Excerpt to read =>
::::

Nigeria is Unaware of Quantity of Oil Produced and Sold

Publié le par hort

We are now in the 21st century yet Nigeria still has has no idea how much oil it produces or sells to other countries. That is outrageous and that is what must  change in Africa for our people to truly benefit from their ressources. Hort

http://allafrica.com/stories/printable/200909010766.html

 Nigeria: Country Unaware of Quantity of Oil Produced, Sold - Representatives

Sunny Igboanugo

1 September 2009

 

"We don't know how much crude we drill, we don't know how much comes out. The quantity we don't know, because we don't have equipment at the well head to measure. Even at the loading bay, we don't know what is being exported daily."

 

That was the lamentation of federal lawmakers at the weekend, in reaction to the startling realities of the badly run oil industry under the Joint Venture Contract (JVC) between the government and foreign firms. House of Representatives members expressed their exasperation when they visited the corporate headquarters of Independent Newspapers Limited (INL) in Ogba, Lagos.

::::

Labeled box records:
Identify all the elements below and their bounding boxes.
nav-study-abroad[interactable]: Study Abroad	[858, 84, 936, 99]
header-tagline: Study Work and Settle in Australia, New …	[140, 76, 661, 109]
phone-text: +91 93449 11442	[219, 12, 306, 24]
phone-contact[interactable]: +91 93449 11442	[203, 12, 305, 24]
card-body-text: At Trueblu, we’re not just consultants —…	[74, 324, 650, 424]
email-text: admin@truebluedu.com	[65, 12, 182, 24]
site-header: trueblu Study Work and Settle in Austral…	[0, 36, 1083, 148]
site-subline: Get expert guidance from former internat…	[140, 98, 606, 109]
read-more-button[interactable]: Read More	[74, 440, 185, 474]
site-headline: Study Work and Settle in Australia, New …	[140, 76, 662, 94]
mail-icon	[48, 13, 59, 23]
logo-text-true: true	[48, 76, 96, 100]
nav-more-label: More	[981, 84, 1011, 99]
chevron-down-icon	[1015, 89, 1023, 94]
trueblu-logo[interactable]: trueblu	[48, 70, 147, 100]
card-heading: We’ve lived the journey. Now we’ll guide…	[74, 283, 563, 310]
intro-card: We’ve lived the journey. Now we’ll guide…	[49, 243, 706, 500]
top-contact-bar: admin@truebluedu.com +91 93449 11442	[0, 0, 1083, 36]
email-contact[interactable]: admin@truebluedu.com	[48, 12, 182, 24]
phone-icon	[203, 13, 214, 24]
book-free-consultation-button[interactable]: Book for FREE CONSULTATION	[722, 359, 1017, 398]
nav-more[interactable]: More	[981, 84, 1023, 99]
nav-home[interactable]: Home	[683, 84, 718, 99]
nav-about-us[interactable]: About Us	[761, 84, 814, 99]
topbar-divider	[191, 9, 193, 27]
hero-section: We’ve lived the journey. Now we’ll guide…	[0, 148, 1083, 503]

::::

Given problem A => In the Nigerian oil article, where did the House of Representatives members visit the corporate headquarters of Independent Newspapers Limited?
Given problem B => Please repeat the Nigerian oil article word for word, starting at "1 September 2009" and ending at "in Ogba, Lagos.".

Written response A => In Ogba, Lagos.

Written response B =>
1 September 2009

 

"We don't know how much crude we drill, we don't know how much comes out. The quantity we don't know, because we don't have equipment at the well head to measure. Even at the loading bay, we don't know what is being exported daily."

 

That was the lamentation of federal lawmakers at the weekend, in reaction to the startling realities of the badly run oil industry under the Joint Venture Contract (JVC) between the government and foreign firms. House of Representatives members expressed their exasperation when they visited the corporate headquarters of Independent Newspapers Limited (INL) in Ogba, Lagos.